**What is required**. Collect each line holding the string "letter".

**Data for processing**.
::::::

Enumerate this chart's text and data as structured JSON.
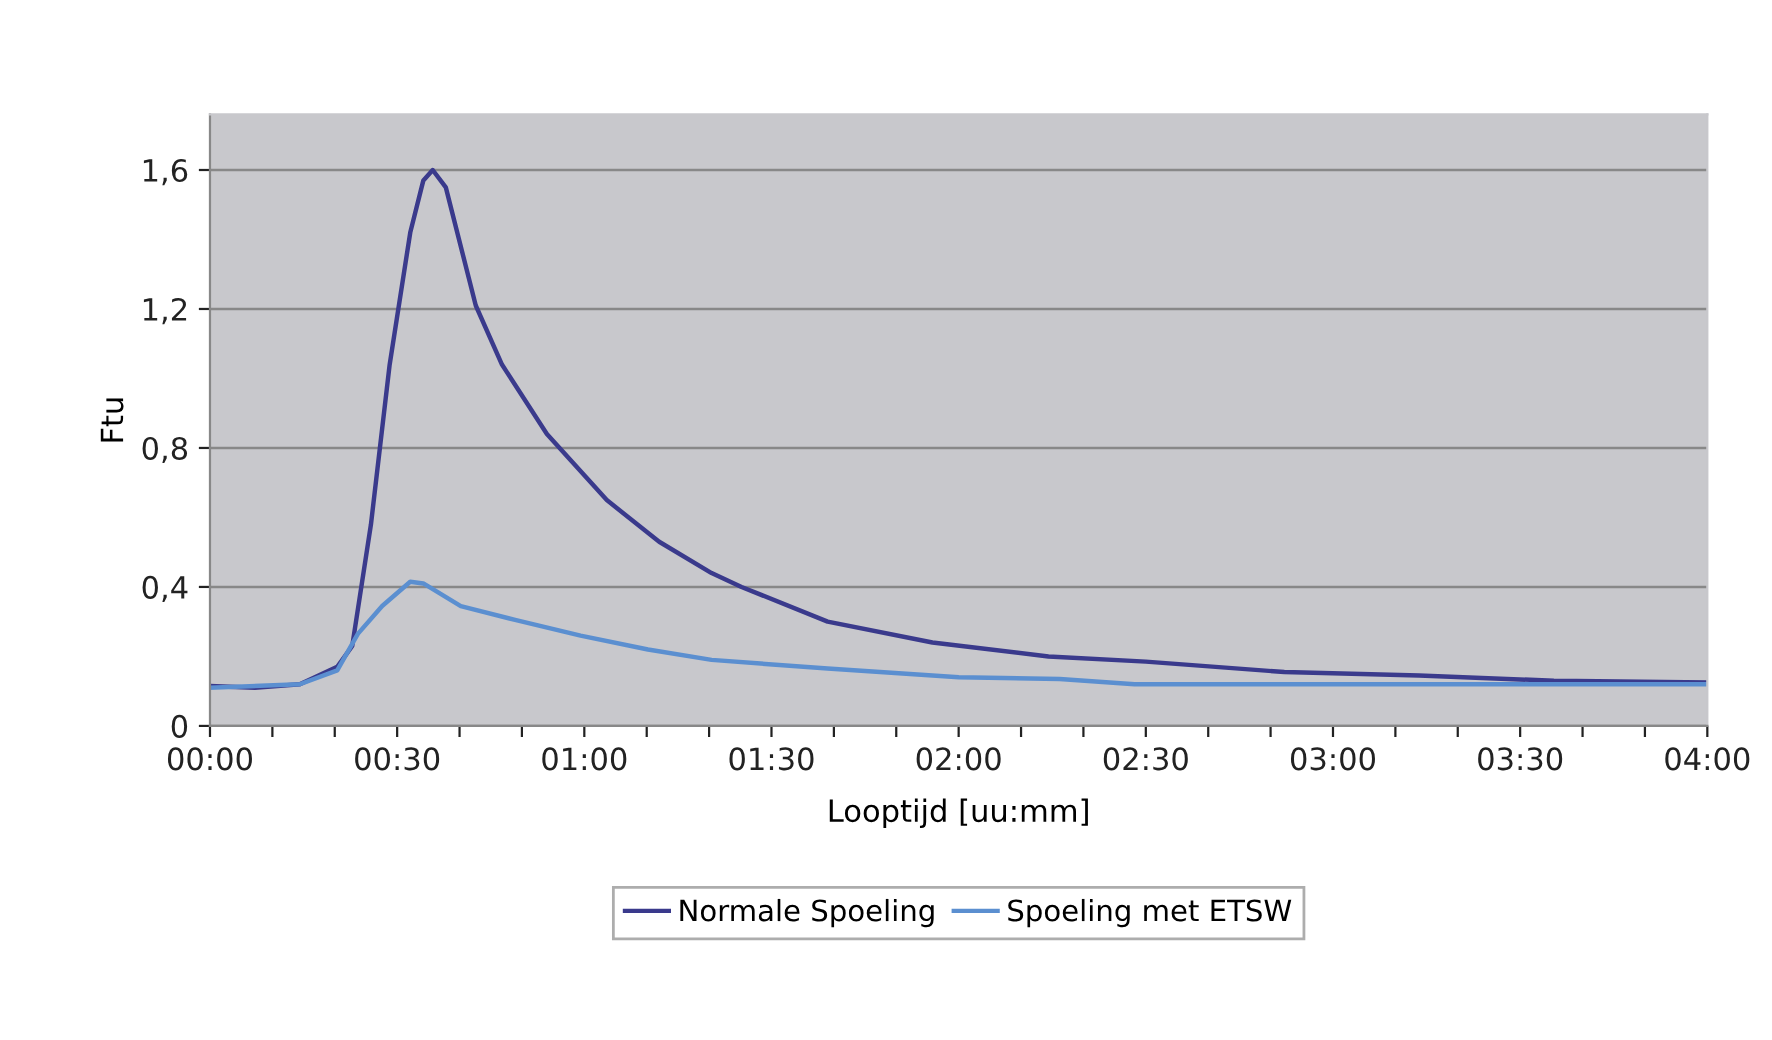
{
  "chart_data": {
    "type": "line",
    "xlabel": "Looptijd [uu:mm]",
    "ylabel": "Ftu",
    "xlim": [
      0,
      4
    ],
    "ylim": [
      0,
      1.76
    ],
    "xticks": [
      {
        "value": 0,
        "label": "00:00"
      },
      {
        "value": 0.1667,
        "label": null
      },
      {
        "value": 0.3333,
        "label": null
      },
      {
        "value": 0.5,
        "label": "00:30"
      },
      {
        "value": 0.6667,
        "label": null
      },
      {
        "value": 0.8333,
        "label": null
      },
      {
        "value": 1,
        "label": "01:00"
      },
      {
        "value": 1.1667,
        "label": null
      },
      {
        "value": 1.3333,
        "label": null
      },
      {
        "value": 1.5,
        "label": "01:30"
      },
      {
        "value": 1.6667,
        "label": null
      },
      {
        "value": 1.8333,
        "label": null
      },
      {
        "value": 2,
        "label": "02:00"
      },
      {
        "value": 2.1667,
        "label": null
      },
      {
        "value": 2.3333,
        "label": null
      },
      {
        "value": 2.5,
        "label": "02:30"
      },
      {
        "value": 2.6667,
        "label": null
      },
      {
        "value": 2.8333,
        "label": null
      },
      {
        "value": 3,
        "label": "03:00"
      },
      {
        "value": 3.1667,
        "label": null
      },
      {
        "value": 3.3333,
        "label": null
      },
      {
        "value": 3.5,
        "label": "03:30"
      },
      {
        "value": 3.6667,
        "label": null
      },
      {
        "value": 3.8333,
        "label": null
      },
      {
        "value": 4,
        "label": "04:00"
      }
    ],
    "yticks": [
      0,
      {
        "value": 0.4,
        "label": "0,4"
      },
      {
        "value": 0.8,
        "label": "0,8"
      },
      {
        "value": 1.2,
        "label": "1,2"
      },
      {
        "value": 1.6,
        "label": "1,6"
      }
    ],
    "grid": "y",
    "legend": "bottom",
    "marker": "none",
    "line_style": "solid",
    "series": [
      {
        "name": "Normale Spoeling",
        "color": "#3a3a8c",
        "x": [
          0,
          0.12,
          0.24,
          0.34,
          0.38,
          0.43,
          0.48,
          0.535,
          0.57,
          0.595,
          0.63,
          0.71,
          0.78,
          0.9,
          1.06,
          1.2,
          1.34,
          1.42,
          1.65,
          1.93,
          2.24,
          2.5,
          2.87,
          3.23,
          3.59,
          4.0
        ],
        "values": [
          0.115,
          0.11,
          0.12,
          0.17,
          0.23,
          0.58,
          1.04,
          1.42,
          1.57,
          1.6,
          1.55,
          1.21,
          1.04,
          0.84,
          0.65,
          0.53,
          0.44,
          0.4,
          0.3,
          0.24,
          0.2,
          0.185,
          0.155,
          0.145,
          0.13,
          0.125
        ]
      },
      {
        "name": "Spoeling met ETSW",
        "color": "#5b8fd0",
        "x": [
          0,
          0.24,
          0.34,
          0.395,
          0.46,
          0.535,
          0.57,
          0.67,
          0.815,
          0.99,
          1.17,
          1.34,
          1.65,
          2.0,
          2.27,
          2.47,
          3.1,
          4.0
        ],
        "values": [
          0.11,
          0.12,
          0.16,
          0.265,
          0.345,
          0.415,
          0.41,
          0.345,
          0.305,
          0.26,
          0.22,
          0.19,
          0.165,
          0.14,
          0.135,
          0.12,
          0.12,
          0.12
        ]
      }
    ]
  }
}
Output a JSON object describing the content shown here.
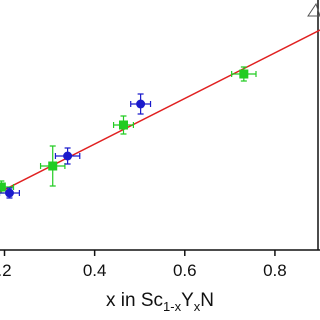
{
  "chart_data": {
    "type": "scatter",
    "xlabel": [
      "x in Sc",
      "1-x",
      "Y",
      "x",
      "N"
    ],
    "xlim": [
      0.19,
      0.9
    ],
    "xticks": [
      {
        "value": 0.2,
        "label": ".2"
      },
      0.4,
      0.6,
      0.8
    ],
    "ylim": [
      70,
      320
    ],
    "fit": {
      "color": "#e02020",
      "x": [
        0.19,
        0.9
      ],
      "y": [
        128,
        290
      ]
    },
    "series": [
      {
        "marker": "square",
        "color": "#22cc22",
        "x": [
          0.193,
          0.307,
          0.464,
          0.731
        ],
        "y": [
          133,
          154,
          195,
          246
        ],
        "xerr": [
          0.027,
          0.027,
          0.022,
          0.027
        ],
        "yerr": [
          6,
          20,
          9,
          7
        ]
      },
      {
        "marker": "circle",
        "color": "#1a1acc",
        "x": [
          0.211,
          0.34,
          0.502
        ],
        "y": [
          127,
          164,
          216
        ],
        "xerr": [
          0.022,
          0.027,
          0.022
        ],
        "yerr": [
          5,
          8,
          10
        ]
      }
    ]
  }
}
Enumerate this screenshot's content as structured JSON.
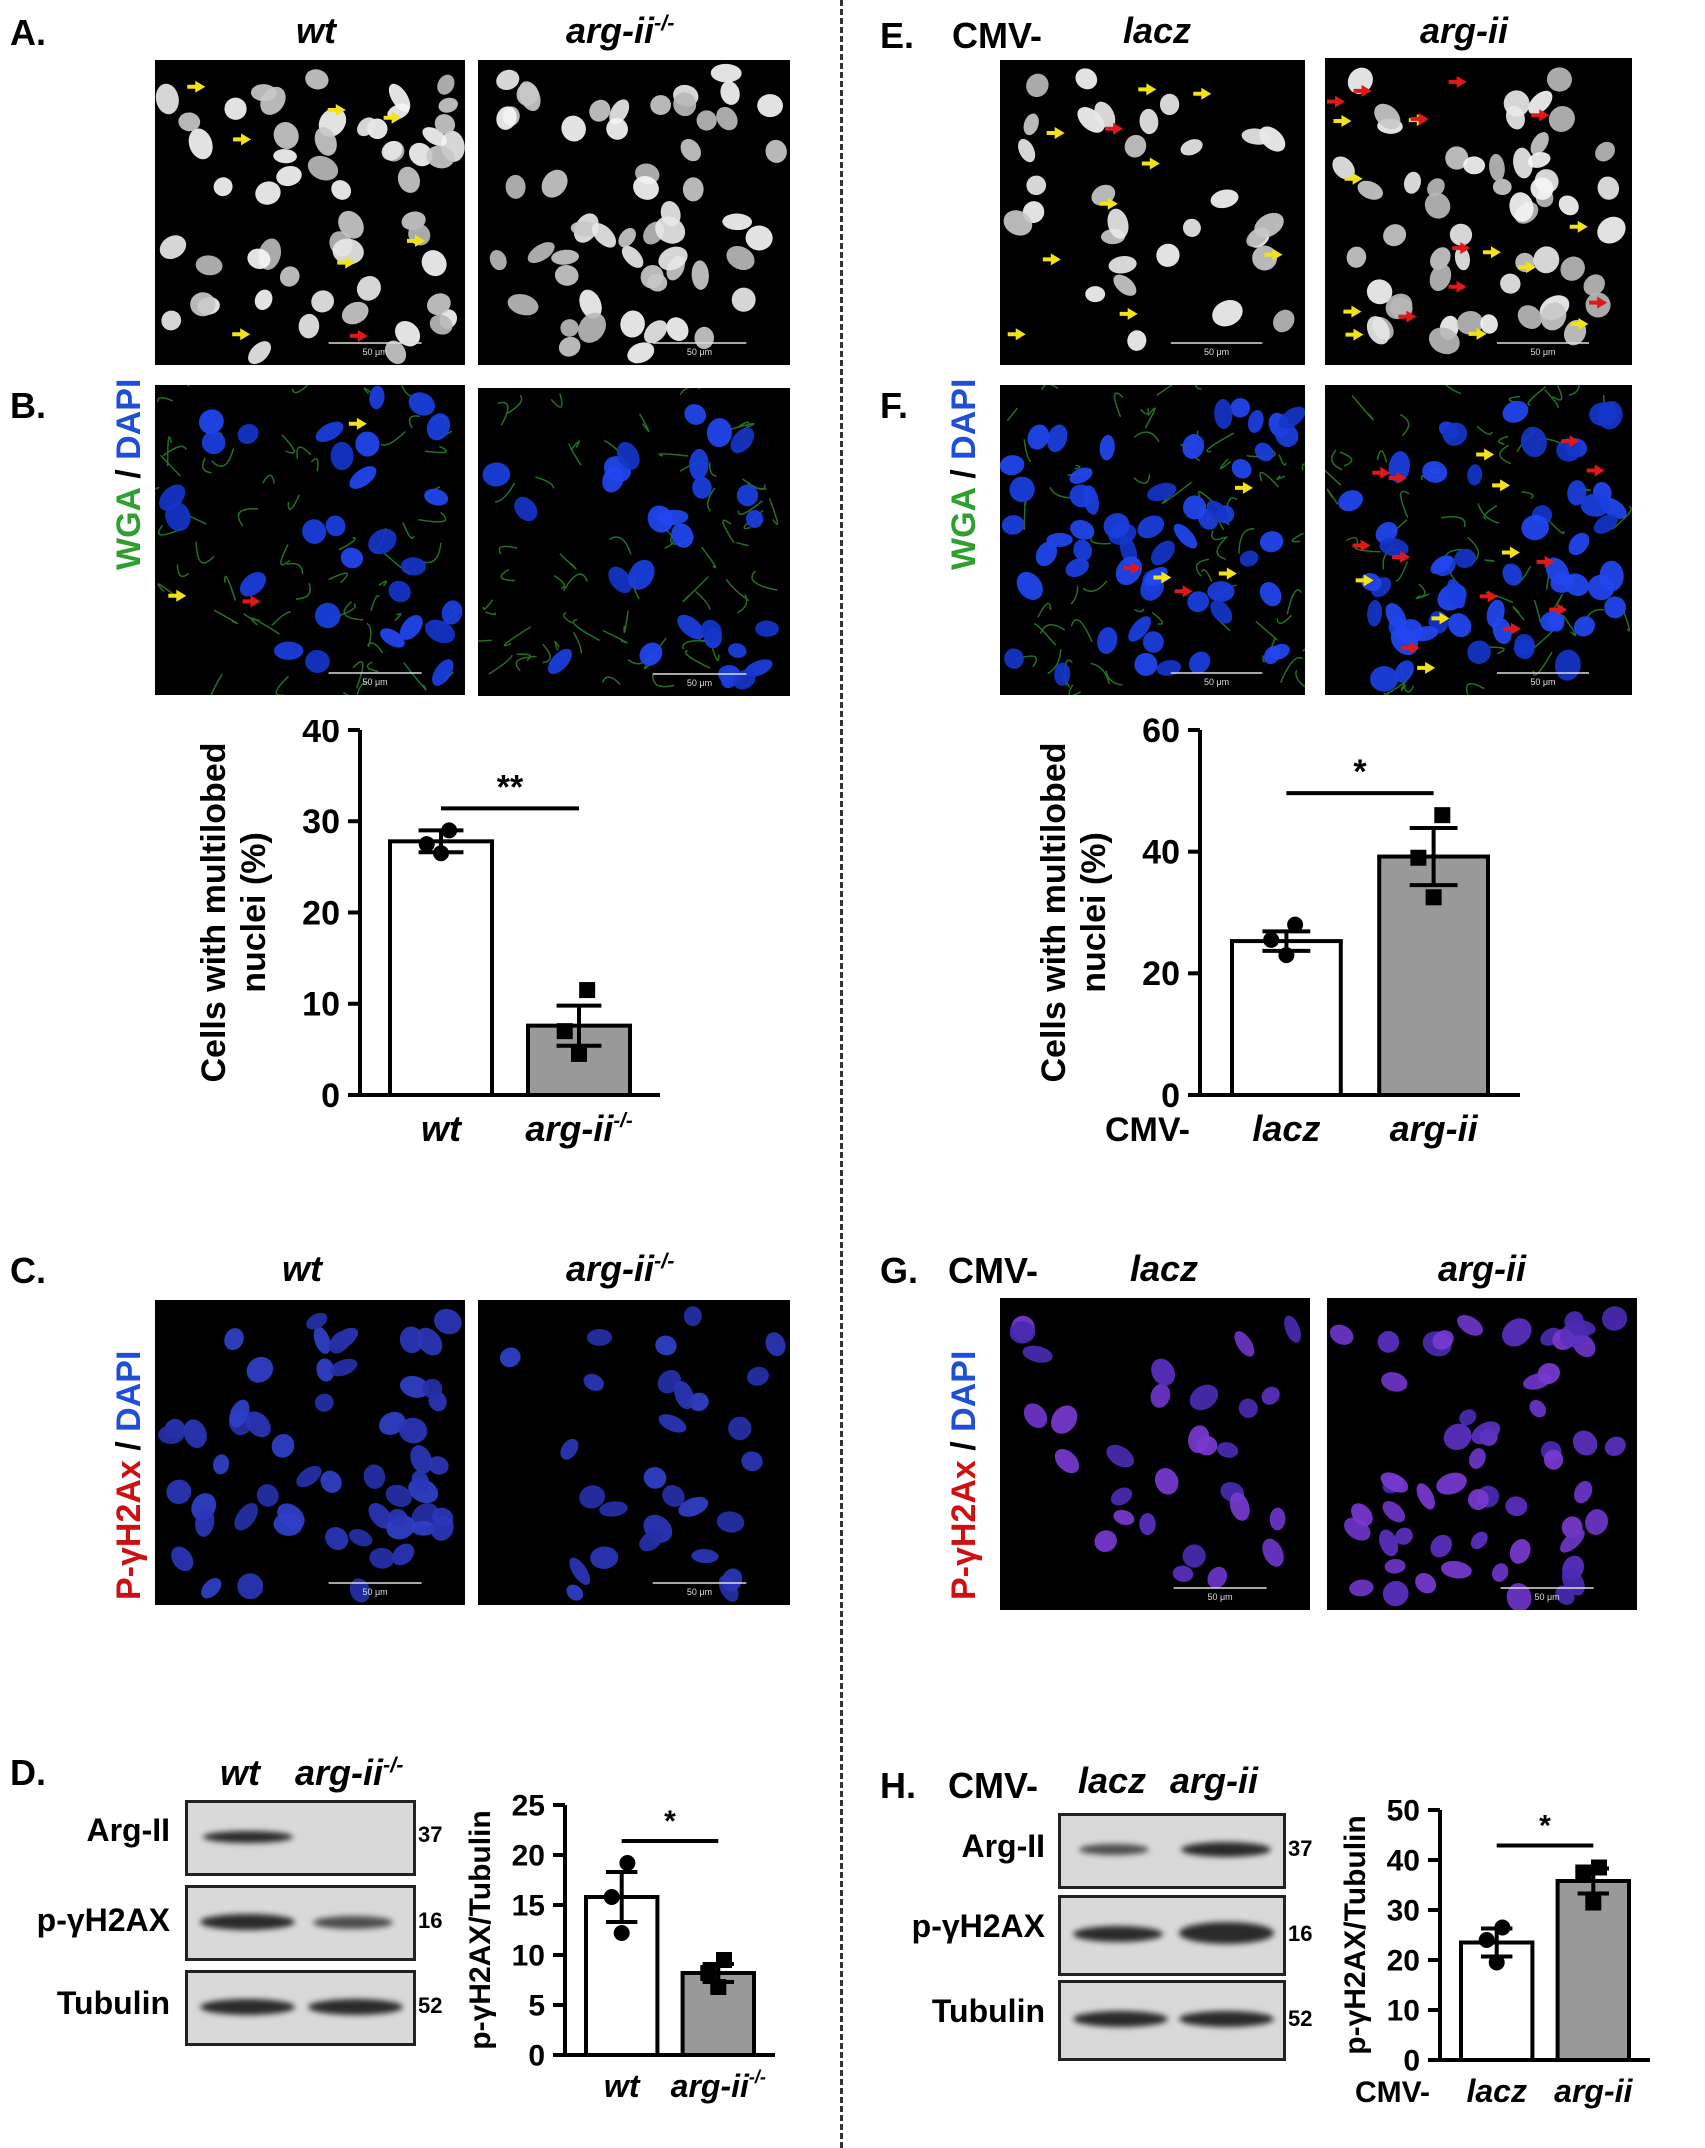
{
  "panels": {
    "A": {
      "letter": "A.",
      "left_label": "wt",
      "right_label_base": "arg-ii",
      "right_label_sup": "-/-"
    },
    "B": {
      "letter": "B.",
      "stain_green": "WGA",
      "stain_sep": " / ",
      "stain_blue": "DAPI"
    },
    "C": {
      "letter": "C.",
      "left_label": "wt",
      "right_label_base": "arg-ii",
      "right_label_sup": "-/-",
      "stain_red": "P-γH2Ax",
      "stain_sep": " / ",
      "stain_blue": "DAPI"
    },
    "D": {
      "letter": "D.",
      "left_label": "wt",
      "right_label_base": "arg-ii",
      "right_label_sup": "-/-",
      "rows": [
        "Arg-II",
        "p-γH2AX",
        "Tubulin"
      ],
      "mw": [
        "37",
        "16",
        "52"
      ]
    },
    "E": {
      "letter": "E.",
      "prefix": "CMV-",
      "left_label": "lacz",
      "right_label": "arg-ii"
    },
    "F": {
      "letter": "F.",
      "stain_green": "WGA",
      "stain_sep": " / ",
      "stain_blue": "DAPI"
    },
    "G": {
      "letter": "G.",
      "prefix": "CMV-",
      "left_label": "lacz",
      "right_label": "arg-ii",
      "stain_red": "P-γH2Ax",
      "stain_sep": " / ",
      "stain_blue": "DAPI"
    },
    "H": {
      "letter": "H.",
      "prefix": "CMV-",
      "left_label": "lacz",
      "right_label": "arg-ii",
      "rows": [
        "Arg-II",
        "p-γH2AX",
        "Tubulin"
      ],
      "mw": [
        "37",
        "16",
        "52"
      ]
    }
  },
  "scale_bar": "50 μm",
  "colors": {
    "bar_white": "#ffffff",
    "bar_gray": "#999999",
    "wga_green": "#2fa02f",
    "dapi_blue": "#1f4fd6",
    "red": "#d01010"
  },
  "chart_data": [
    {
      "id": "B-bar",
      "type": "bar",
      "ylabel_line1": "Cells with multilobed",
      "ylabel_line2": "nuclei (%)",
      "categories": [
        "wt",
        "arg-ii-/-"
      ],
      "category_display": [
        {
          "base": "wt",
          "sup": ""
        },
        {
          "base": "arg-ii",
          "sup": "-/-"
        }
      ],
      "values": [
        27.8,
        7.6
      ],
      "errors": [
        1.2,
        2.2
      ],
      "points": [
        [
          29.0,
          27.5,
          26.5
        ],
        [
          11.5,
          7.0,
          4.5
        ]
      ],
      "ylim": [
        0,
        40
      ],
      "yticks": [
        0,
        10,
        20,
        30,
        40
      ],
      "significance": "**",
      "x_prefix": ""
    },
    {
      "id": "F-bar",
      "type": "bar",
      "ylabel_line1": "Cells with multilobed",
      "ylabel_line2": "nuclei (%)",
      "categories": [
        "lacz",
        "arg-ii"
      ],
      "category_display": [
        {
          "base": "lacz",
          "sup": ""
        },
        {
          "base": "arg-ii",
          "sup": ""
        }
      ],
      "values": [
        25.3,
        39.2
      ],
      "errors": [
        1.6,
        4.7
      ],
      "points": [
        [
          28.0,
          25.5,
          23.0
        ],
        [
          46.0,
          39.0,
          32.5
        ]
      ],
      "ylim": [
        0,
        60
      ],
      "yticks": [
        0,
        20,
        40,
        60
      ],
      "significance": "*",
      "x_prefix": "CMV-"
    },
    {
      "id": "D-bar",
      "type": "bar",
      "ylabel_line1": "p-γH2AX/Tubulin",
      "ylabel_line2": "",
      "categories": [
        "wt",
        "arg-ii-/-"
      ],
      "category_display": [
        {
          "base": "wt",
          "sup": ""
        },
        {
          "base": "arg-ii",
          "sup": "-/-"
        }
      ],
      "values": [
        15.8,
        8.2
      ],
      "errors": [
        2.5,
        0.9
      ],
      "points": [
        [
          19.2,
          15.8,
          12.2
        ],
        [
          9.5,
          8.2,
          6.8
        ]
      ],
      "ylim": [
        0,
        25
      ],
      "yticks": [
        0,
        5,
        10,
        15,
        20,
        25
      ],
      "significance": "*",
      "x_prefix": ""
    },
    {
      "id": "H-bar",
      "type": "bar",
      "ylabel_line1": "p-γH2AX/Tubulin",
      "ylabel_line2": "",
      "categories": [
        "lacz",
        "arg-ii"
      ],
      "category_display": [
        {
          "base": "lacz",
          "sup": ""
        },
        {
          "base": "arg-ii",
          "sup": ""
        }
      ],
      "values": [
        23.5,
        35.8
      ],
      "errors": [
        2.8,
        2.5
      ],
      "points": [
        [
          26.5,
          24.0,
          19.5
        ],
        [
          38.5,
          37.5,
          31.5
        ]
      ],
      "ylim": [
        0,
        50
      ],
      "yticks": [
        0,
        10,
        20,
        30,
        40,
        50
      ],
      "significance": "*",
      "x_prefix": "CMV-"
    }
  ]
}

::::::

**Written solution**.
      "letter": "A.",
      "letter": "B.",
      "letter": "C.",
      "letter": "D.",
      "letter": "E.",
      "letter": "F.",
      "letter": "G.",
      "letter": "H.",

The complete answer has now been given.